What needs to be done →
Transcribe the whole listing without a single picture.

Data for the task →
----

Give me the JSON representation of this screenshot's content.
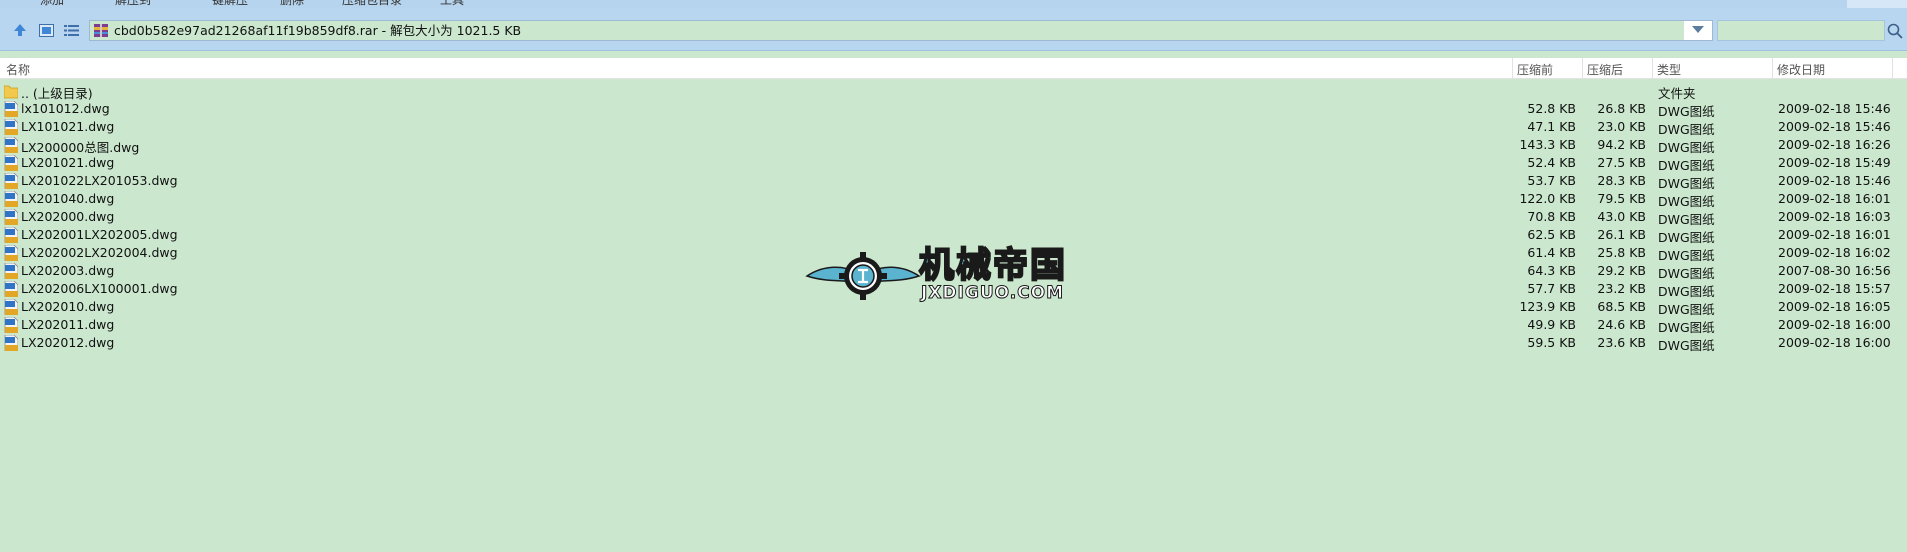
{
  "toolbar": {
    "partial_labels": [
      "添加",
      "解压到",
      "一键解压",
      "删除",
      "压缩包目录",
      "工具"
    ]
  },
  "address": {
    "text": "cbd0b582e97ad21268af11f19b859df8.rar - 解包大小为 1021.5 KB"
  },
  "columns": {
    "name": "名称",
    "before": "压缩前",
    "after": "压缩后",
    "type": "类型",
    "modified": "修改日期"
  },
  "parent": {
    "name": ".. (上级目录)",
    "type": "文件夹"
  },
  "files": [
    {
      "name": "lx101012.dwg",
      "before": "52.8 KB",
      "after": "26.8 KB",
      "type": "DWG图纸",
      "date": "2009-02-18 15:46"
    },
    {
      "name": "LX101021.dwg",
      "before": "47.1 KB",
      "after": "23.0 KB",
      "type": "DWG图纸",
      "date": "2009-02-18 15:46"
    },
    {
      "name": "LX200000总图.dwg",
      "before": "143.3 KB",
      "after": "94.2 KB",
      "type": "DWG图纸",
      "date": "2009-02-18 16:26"
    },
    {
      "name": "LX201021.dwg",
      "before": "52.4 KB",
      "after": "27.5 KB",
      "type": "DWG图纸",
      "date": "2009-02-18 15:49"
    },
    {
      "name": "LX201022LX201053.dwg",
      "before": "53.7 KB",
      "after": "28.3 KB",
      "type": "DWG图纸",
      "date": "2009-02-18 15:46"
    },
    {
      "name": "LX201040.dwg",
      "before": "122.0 KB",
      "after": "79.5 KB",
      "type": "DWG图纸",
      "date": "2009-02-18 16:01"
    },
    {
      "name": "LX202000.dwg",
      "before": "70.8 KB",
      "after": "43.0 KB",
      "type": "DWG图纸",
      "date": "2009-02-18 16:03"
    },
    {
      "name": "LX202001LX202005.dwg",
      "before": "62.5 KB",
      "after": "26.1 KB",
      "type": "DWG图纸",
      "date": "2009-02-18 16:01"
    },
    {
      "name": "LX202002LX202004.dwg",
      "before": "61.4 KB",
      "after": "25.8 KB",
      "type": "DWG图纸",
      "date": "2009-02-18 16:02"
    },
    {
      "name": "LX202003.dwg",
      "before": "64.3 KB",
      "after": "29.2 KB",
      "type": "DWG图纸",
      "date": "2007-08-30 16:56"
    },
    {
      "name": "LX202006LX100001.dwg",
      "before": "57.7 KB",
      "after": "23.2 KB",
      "type": "DWG图纸",
      "date": "2009-02-18 15:57"
    },
    {
      "name": "LX202010.dwg",
      "before": "123.9 KB",
      "after": "68.5 KB",
      "type": "DWG图纸",
      "date": "2009-02-18 16:05"
    },
    {
      "name": "LX202011.dwg",
      "before": "49.9 KB",
      "after": "24.6 KB",
      "type": "DWG图纸",
      "date": "2009-02-18 16:00"
    },
    {
      "name": "LX202012.dwg",
      "before": "59.5 KB",
      "after": "23.6 KB",
      "type": "DWG图纸",
      "date": "2009-02-18 16:00"
    }
  ],
  "watermark": {
    "cn": "机械帝国",
    "en": "JXDIGUO.COM"
  },
  "icons": {
    "up": "arrow-up-icon",
    "view": "thumbnail-view-icon",
    "list": "list-view-icon",
    "search": "search-icon",
    "folder": "folder-icon",
    "dwg": "dwg-file-icon"
  },
  "colors": {
    "background": "#cbe8cf",
    "toolbar": "#b9d6f1"
  }
}
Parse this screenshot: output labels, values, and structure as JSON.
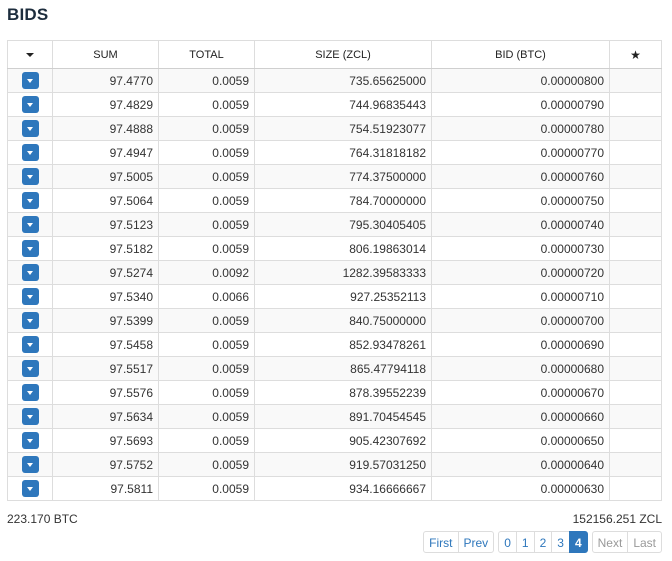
{
  "title": "BIDS",
  "columns": {
    "sum": "SUM",
    "total": "TOTAL",
    "size": "SIZE (ZCL)",
    "bid": "BID (BTC)",
    "star": "★"
  },
  "rows": [
    {
      "sum": "97.4770",
      "total": "0.0059",
      "size": "735.65625000",
      "bid": "0.00000800"
    },
    {
      "sum": "97.4829",
      "total": "0.0059",
      "size": "744.96835443",
      "bid": "0.00000790"
    },
    {
      "sum": "97.4888",
      "total": "0.0059",
      "size": "754.51923077",
      "bid": "0.00000780"
    },
    {
      "sum": "97.4947",
      "total": "0.0059",
      "size": "764.31818182",
      "bid": "0.00000770"
    },
    {
      "sum": "97.5005",
      "total": "0.0059",
      "size": "774.37500000",
      "bid": "0.00000760"
    },
    {
      "sum": "97.5064",
      "total": "0.0059",
      "size": "784.70000000",
      "bid": "0.00000750"
    },
    {
      "sum": "97.5123",
      "total": "0.0059",
      "size": "795.30405405",
      "bid": "0.00000740"
    },
    {
      "sum": "97.5182",
      "total": "0.0059",
      "size": "806.19863014",
      "bid": "0.00000730"
    },
    {
      "sum": "97.5274",
      "total": "0.0092",
      "size": "1282.39583333",
      "bid": "0.00000720"
    },
    {
      "sum": "97.5340",
      "total": "0.0066",
      "size": "927.25352113",
      "bid": "0.00000710"
    },
    {
      "sum": "97.5399",
      "total": "0.0059",
      "size": "840.75000000",
      "bid": "0.00000700"
    },
    {
      "sum": "97.5458",
      "total": "0.0059",
      "size": "852.93478261",
      "bid": "0.00000690"
    },
    {
      "sum": "97.5517",
      "total": "0.0059",
      "size": "865.47794118",
      "bid": "0.00000680"
    },
    {
      "sum": "97.5576",
      "total": "0.0059",
      "size": "878.39552239",
      "bid": "0.00000670"
    },
    {
      "sum": "97.5634",
      "total": "0.0059",
      "size": "891.70454545",
      "bid": "0.00000660"
    },
    {
      "sum": "97.5693",
      "total": "0.0059",
      "size": "905.42307692",
      "bid": "0.00000650"
    },
    {
      "sum": "97.5752",
      "total": "0.0059",
      "size": "919.57031250",
      "bid": "0.00000640"
    },
    {
      "sum": "97.5811",
      "total": "0.0059",
      "size": "934.16666667",
      "bid": "0.00000630"
    }
  ],
  "footer": {
    "total_btc": "223.170 BTC",
    "total_zcl": "152156.251 ZCL"
  },
  "pagination": {
    "first": "First",
    "prev": "Prev",
    "pages": [
      "0",
      "1",
      "2",
      "3",
      "4"
    ],
    "active_page": "4",
    "next": "Next",
    "last": "Last"
  },
  "colors": {
    "accent": "#2e77bc",
    "title": "#1d2d3d"
  },
  "icons": {
    "row_action": "caret-down-icon",
    "header_sort": "caret-down-icon",
    "favorite": "star-icon"
  }
}
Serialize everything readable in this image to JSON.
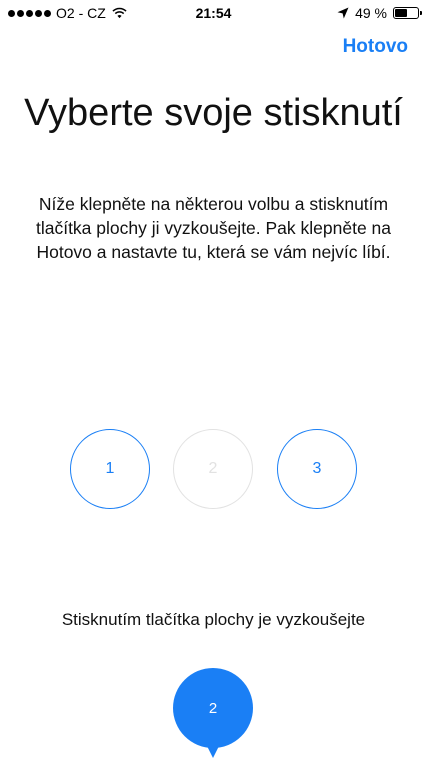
{
  "status_bar": {
    "carrier": "O2 - CZ",
    "time": "21:54",
    "battery_percent": "49 %",
    "battery_level": 0.49,
    "icons": [
      "signal-dots-icon",
      "wifi-icon",
      "location-arrow-icon",
      "battery-icon"
    ]
  },
  "nav": {
    "done_label": "Hotovo"
  },
  "header": {
    "title": "Vyberte svoje stisknutí",
    "description": "Níže klepněte na některou volbu a stisknutím tlačítka plochy ji vyzkoušejte. Pak klepněte na Hotovo a nastavte tu, která se vám nejvíc líbí."
  },
  "options": [
    {
      "label": "1",
      "state": "unselected"
    },
    {
      "label": "2",
      "state": "selected"
    },
    {
      "label": "3",
      "state": "unselected"
    }
  ],
  "try_it": {
    "label": "Stisknutím tlačítka plochy je vyzkoušejte",
    "selected_label": "2"
  },
  "colors": {
    "accent": "#1a7ff5",
    "inactive_border": "#e2e2e2",
    "text": "#111111",
    "background": "#ffffff"
  }
}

----

Answer below →
Give me the JSON representation of this screenshot's content.
{
  "toolbar": {
    "partial_labels": [
      "添加",
      "解压到",
      "一键解压",
      "删除",
      "压缩包目录",
      "工具"
    ]
  },
  "address": {
    "text": "cbd0b582e97ad21268af11f19b859df8.rar - 解包大小为 1021.5 KB"
  },
  "columns": {
    "name": "名称",
    "before": "压缩前",
    "after": "压缩后",
    "type": "类型",
    "modified": "修改日期"
  },
  "parent": {
    "name": ".. (上级目录)",
    "type": "文件夹"
  },
  "files": [
    {
      "name": "lx101012.dwg",
      "before": "52.8 KB",
      "after": "26.8 KB",
      "type": "DWG图纸",
      "date": "2009-02-18 15:46"
    },
    {
      "name": "LX101021.dwg",
      "before": "47.1 KB",
      "after": "23.0 KB",
      "type": "DWG图纸",
      "date": "2009-02-18 15:46"
    },
    {
      "name": "LX200000总图.dwg",
      "before": "143.3 KB",
      "after": "94.2 KB",
      "type": "DWG图纸",
      "date": "2009-02-18 16:26"
    },
    {
      "name": "LX201021.dwg",
      "before": "52.4 KB",
      "after": "27.5 KB",
      "type": "DWG图纸",
      "date": "2009-02-18 15:49"
    },
    {
      "name": "LX201022LX201053.dwg",
      "before": "53.7 KB",
      "after": "28.3 KB",
      "type": "DWG图纸",
      "date": "2009-02-18 15:46"
    },
    {
      "name": "LX201040.dwg",
      "before": "122.0 KB",
      "after": "79.5 KB",
      "type": "DWG图纸",
      "date": "2009-02-18 16:01"
    },
    {
      "name": "LX202000.dwg",
      "before": "70.8 KB",
      "after": "43.0 KB",
      "type": "DWG图纸",
      "date": "2009-02-18 16:03"
    },
    {
      "name": "LX202001LX202005.dwg",
      "before": "62.5 KB",
      "after": "26.1 KB",
      "type": "DWG图纸",
      "date": "2009-02-18 16:01"
    },
    {
      "name": "LX202002LX202004.dwg",
      "before": "61.4 KB",
      "after": "25.8 KB",
      "type": "DWG图纸",
      "date": "2009-02-18 16:02"
    },
    {
      "name": "LX202003.dwg",
      "before": "64.3 KB",
      "after": "29.2 KB",
      "type": "DWG图纸",
      "date": "2007-08-30 16:56"
    },
    {
      "name": "LX202006LX100001.dwg",
      "before": "57.7 KB",
      "after": "23.2 KB",
      "type": "DWG图纸",
      "date": "2009-02-18 15:57"
    },
    {
      "name": "LX202010.dwg",
      "before": "123.9 KB",
      "after": "68.5 KB",
      "type": "DWG图纸",
      "date": "2009-02-18 16:05"
    },
    {
      "name": "LX202011.dwg",
      "before": "49.9 KB",
      "after": "24.6 KB",
      "type": "DWG图纸",
      "date": "2009-02-18 16:00"
    },
    {
      "name": "LX202012.dwg",
      "before": "59.5 KB",
      "after": "23.6 KB",
      "type": "DWG图纸",
      "date": "2009-02-18 16:00"
    }
  ],
  "watermark": {
    "cn": "机械帝国",
    "en": "JXDIGUO.COM"
  },
  "icons": {
    "up": "arrow-up-icon",
    "view": "thumbnail-view-icon",
    "list": "list-view-icon",
    "search": "search-icon",
    "folder": "folder-icon",
    "dwg": "dwg-file-icon"
  },
  "colors": {
    "background": "#cbe8cf",
    "toolbar": "#b9d6f1"
  }
}
Parse this screenshot: output labels, values, and structure as JSON.
{
  "title": "BIDS",
  "columns": {
    "sum": "SUM",
    "total": "TOTAL",
    "size": "SIZE (ZCL)",
    "bid": "BID (BTC)",
    "star": "★"
  },
  "rows": [
    {
      "sum": "97.4770",
      "total": "0.0059",
      "size": "735.65625000",
      "bid": "0.00000800"
    },
    {
      "sum": "97.4829",
      "total": "0.0059",
      "size": "744.96835443",
      "bid": "0.00000790"
    },
    {
      "sum": "97.4888",
      "total": "0.0059",
      "size": "754.51923077",
      "bid": "0.00000780"
    },
    {
      "sum": "97.4947",
      "total": "0.0059",
      "size": "764.31818182",
      "bid": "0.00000770"
    },
    {
      "sum": "97.5005",
      "total": "0.0059",
      "size": "774.37500000",
      "bid": "0.00000760"
    },
    {
      "sum": "97.5064",
      "total": "0.0059",
      "size": "784.70000000",
      "bid": "0.00000750"
    },
    {
      "sum": "97.5123",
      "total": "0.0059",
      "size": "795.30405405",
      "bid": "0.00000740"
    },
    {
      "sum": "97.5182",
      "total": "0.0059",
      "size": "806.19863014",
      "bid": "0.00000730"
    },
    {
      "sum": "97.5274",
      "total": "0.0092",
      "size": "1282.39583333",
      "bid": "0.00000720"
    },
    {
      "sum": "97.5340",
      "total": "0.0066",
      "size": "927.25352113",
      "bid": "0.00000710"
    },
    {
      "sum": "97.5399",
      "total": "0.0059",
      "size": "840.75000000",
      "bid": "0.00000700"
    },
    {
      "sum": "97.5458",
      "total": "0.0059",
      "size": "852.93478261",
      "bid": "0.00000690"
    },
    {
      "sum": "97.5517",
      "total": "0.0059",
      "size": "865.47794118",
      "bid": "0.00000680"
    },
    {
      "sum": "97.5576",
      "total": "0.0059",
      "size": "878.39552239",
      "bid": "0.00000670"
    },
    {
      "sum": "97.5634",
      "total": "0.0059",
      "size": "891.70454545",
      "bid": "0.00000660"
    },
    {
      "sum": "97.5693",
      "total": "0.0059",
      "size": "905.42307692",
      "bid": "0.00000650"
    },
    {
      "sum": "97.5752",
      "total": "0.0059",
      "size": "919.57031250",
      "bid": "0.00000640"
    },
    {
      "sum": "97.5811",
      "total": "0.0059",
      "size": "934.16666667",
      "bid": "0.00000630"
    }
  ],
  "footer": {
    "total_btc": "223.170 BTC",
    "total_zcl": "152156.251 ZCL"
  },
  "pagination": {
    "first": "First",
    "prev": "Prev",
    "pages": [
      "0",
      "1",
      "2",
      "3",
      "4"
    ],
    "active_page": "4",
    "next": "Next",
    "last": "Last"
  },
  "colors": {
    "accent": "#2e77bc",
    "title": "#1d2d3d"
  },
  "icons": {
    "row_action": "caret-down-icon",
    "header_sort": "caret-down-icon",
    "favorite": "star-icon"
  }
}
Serialize everything readable in this image to JSON.
{
  "status_bar": {
    "carrier": "O2 - CZ",
    "time": "21:54",
    "battery_percent": "49 %",
    "battery_level": 0.49,
    "icons": [
      "signal-dots-icon",
      "wifi-icon",
      "location-arrow-icon",
      "battery-icon"
    ]
  },
  "nav": {
    "done_label": "Hotovo"
  },
  "header": {
    "title": "Vyberte svoje stisknutí",
    "description": "Níže klepněte na některou volbu a stisknutím tlačítka plochy ji vyzkoušejte. Pak klepněte na Hotovo a nastavte tu, která se vám nejvíc líbí."
  },
  "options": [
    {
      "label": "1",
      "state": "unselected"
    },
    {
      "label": "2",
      "state": "selected"
    },
    {
      "label": "3",
      "state": "unselected"
    }
  ],
  "try_it": {
    "label": "Stisknutím tlačítka plochy je vyzkoušejte",
    "selected_label": "2"
  },
  "colors": {
    "accent": "#1a7ff5",
    "inactive_border": "#e2e2e2",
    "text": "#111111",
    "background": "#ffffff"
  }
}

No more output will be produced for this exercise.